Dataset listings of figures
● ● ●

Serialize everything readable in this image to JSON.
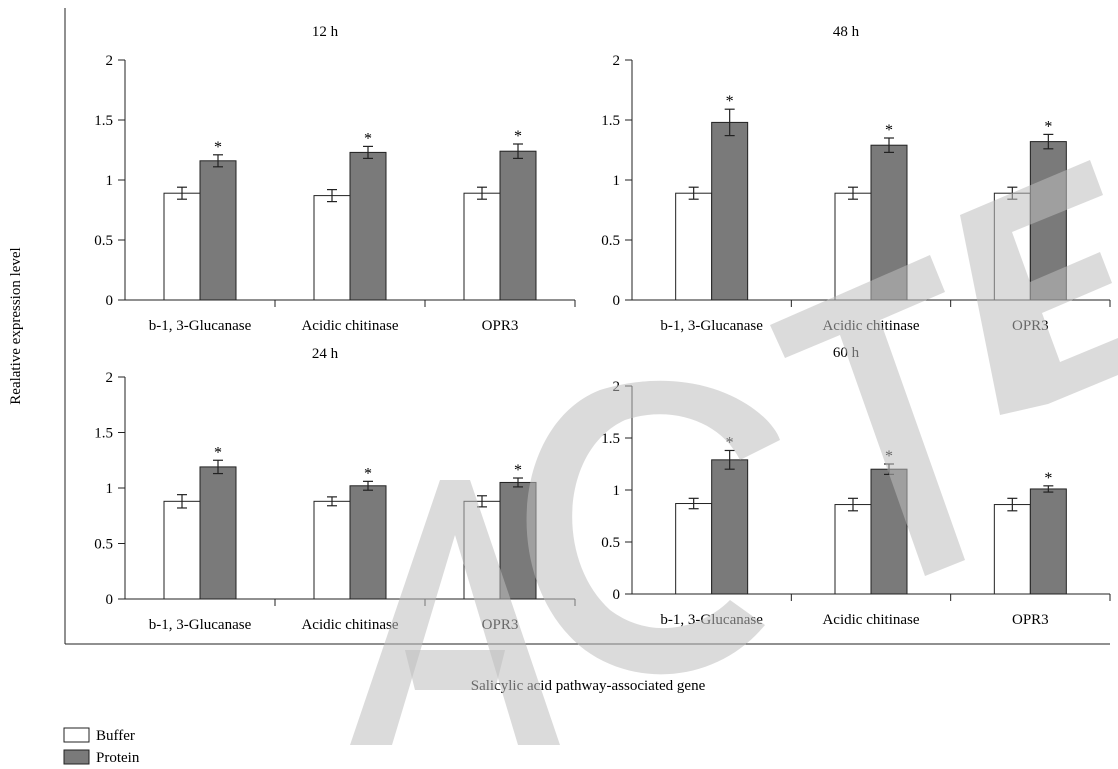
{
  "figure": {
    "ylabel": "Realative expression level",
    "xlabel": "Salicylic acid pathway-associated gene",
    "watermark": "RETRACTED"
  },
  "legend": {
    "placement": "bottom-left",
    "items": [
      {
        "label": "Buffer",
        "color": "#ffffff"
      },
      {
        "label": "Protein",
        "color": "#7a7a7a"
      }
    ]
  },
  "chart_data": [
    {
      "type": "bar",
      "title": "12 h",
      "categories": [
        "b-1, 3-Glucanase",
        "Acidic chitinase",
        "OPR3"
      ],
      "ylim": [
        0,
        2
      ],
      "yticks": [
        "0",
        "0.5",
        "1",
        "1.5",
        "2"
      ],
      "series": [
        {
          "name": "Buffer",
          "values": [
            0.89,
            0.87,
            0.89
          ],
          "errors": [
            0.05,
            0.05,
            0.05
          ]
        },
        {
          "name": "Protein",
          "values": [
            1.16,
            1.23,
            1.24
          ],
          "errors": [
            0.05,
            0.05,
            0.06
          ]
        }
      ],
      "annotations": [
        "*",
        "*",
        "*"
      ]
    },
    {
      "type": "bar",
      "title": "48 h",
      "categories": [
        "b-1, 3-Glucanase",
        "Acidic chitinase",
        "OPR3"
      ],
      "ylim": [
        0,
        2
      ],
      "yticks": [
        "0",
        "0.5",
        "1",
        "1.5",
        "2"
      ],
      "series": [
        {
          "name": "Buffer",
          "values": [
            0.89,
            0.89,
            0.89
          ],
          "errors": [
            0.05,
            0.05,
            0.05
          ]
        },
        {
          "name": "Protein",
          "values": [
            1.48,
            1.29,
            1.32
          ],
          "errors": [
            0.11,
            0.06,
            0.06
          ]
        }
      ],
      "annotations": [
        "*",
        "*",
        "*"
      ]
    },
    {
      "type": "bar",
      "title": "24 h",
      "categories": [
        "b-1, 3-Glucanase",
        "Acidic chitinase",
        "OPR3"
      ],
      "ylim": [
        0,
        2
      ],
      "yticks": [
        "0",
        "0.5",
        "1",
        "1.5",
        "2"
      ],
      "series": [
        {
          "name": "Buffer",
          "values": [
            0.88,
            0.88,
            0.88
          ],
          "errors": [
            0.06,
            0.04,
            0.05
          ]
        },
        {
          "name": "Protein",
          "values": [
            1.19,
            1.02,
            1.05
          ],
          "errors": [
            0.06,
            0.04,
            0.04
          ]
        }
      ],
      "annotations": [
        "*",
        "*",
        "*"
      ]
    },
    {
      "type": "bar",
      "title": "60 h",
      "categories": [
        "b-1, 3-Glucanase",
        "Acidic chitinase",
        "OPR3"
      ],
      "ylim": [
        0,
        2
      ],
      "yticks": [
        "0",
        "0.5",
        "1",
        "1.5",
        "2"
      ],
      "series": [
        {
          "name": "Buffer",
          "values": [
            0.87,
            0.86,
            0.86
          ],
          "errors": [
            0.05,
            0.06,
            0.06
          ]
        },
        {
          "name": "Protein",
          "values": [
            1.29,
            1.2,
            1.01
          ],
          "errors": [
            0.09,
            0.05,
            0.03
          ]
        }
      ],
      "annotations": [
        "*",
        "*",
        "*"
      ]
    }
  ]
}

● ● ●

◆ PROBLEM TO SOLVE: Please output all of the entries exactly as they appear, with no pictures.

◆ PROBLEM SOLUTION:
Serialize everything readable in this image to JSON.
{
  "figure": {
    "ylabel": "Realative expression level",
    "xlabel": "Salicylic acid pathway-associated gene",
    "watermark": "RETRACTED"
  },
  "legend": {
    "placement": "bottom-left",
    "items": [
      {
        "label": "Buffer",
        "color": "#ffffff"
      },
      {
        "label": "Protein",
        "color": "#7a7a7a"
      }
    ]
  },
  "chart_data": [
    {
      "type": "bar",
      "title": "12 h",
      "categories": [
        "b-1, 3-Glucanase",
        "Acidic chitinase",
        "OPR3"
      ],
      "ylim": [
        0,
        2
      ],
      "yticks": [
        "0",
        "0.5",
        "1",
        "1.5",
        "2"
      ],
      "series": [
        {
          "name": "Buffer",
          "values": [
            0.89,
            0.87,
            0.89
          ],
          "errors": [
            0.05,
            0.05,
            0.05
          ]
        },
        {
          "name": "Protein",
          "values": [
            1.16,
            1.23,
            1.24
          ],
          "errors": [
            0.05,
            0.05,
            0.06
          ]
        }
      ],
      "annotations": [
        "*",
        "*",
        "*"
      ]
    },
    {
      "type": "bar",
      "title": "48 h",
      "categories": [
        "b-1, 3-Glucanase",
        "Acidic chitinase",
        "OPR3"
      ],
      "ylim": [
        0,
        2
      ],
      "yticks": [
        "0",
        "0.5",
        "1",
        "1.5",
        "2"
      ],
      "series": [
        {
          "name": "Buffer",
          "values": [
            0.89,
            0.89,
            0.89
          ],
          "errors": [
            0.05,
            0.05,
            0.05
          ]
        },
        {
          "name": "Protein",
          "values": [
            1.48,
            1.29,
            1.32
          ],
          "errors": [
            0.11,
            0.06,
            0.06
          ]
        }
      ],
      "annotations": [
        "*",
        "*",
        "*"
      ]
    },
    {
      "type": "bar",
      "title": "24 h",
      "categories": [
        "b-1, 3-Glucanase",
        "Acidic chitinase",
        "OPR3"
      ],
      "ylim": [
        0,
        2
      ],
      "yticks": [
        "0",
        "0.5",
        "1",
        "1.5",
        "2"
      ],
      "series": [
        {
          "name": "Buffer",
          "values": [
            0.88,
            0.88,
            0.88
          ],
          "errors": [
            0.06,
            0.04,
            0.05
          ]
        },
        {
          "name": "Protein",
          "values": [
            1.19,
            1.02,
            1.05
          ],
          "errors": [
            0.06,
            0.04,
            0.04
          ]
        }
      ],
      "annotations": [
        "*",
        "*",
        "*"
      ]
    },
    {
      "type": "bar",
      "title": "60 h",
      "categories": [
        "b-1, 3-Glucanase",
        "Acidic chitinase",
        "OPR3"
      ],
      "ylim": [
        0,
        2
      ],
      "yticks": [
        "0",
        "0.5",
        "1",
        "1.5",
        "2"
      ],
      "series": [
        {
          "name": "Buffer",
          "values": [
            0.87,
            0.86,
            0.86
          ],
          "errors": [
            0.05,
            0.06,
            0.06
          ]
        },
        {
          "name": "Protein",
          "values": [
            1.29,
            1.2,
            1.01
          ],
          "errors": [
            0.09,
            0.05,
            0.03
          ]
        }
      ],
      "annotations": [
        "*",
        "*",
        "*"
      ]
    }
  ]
}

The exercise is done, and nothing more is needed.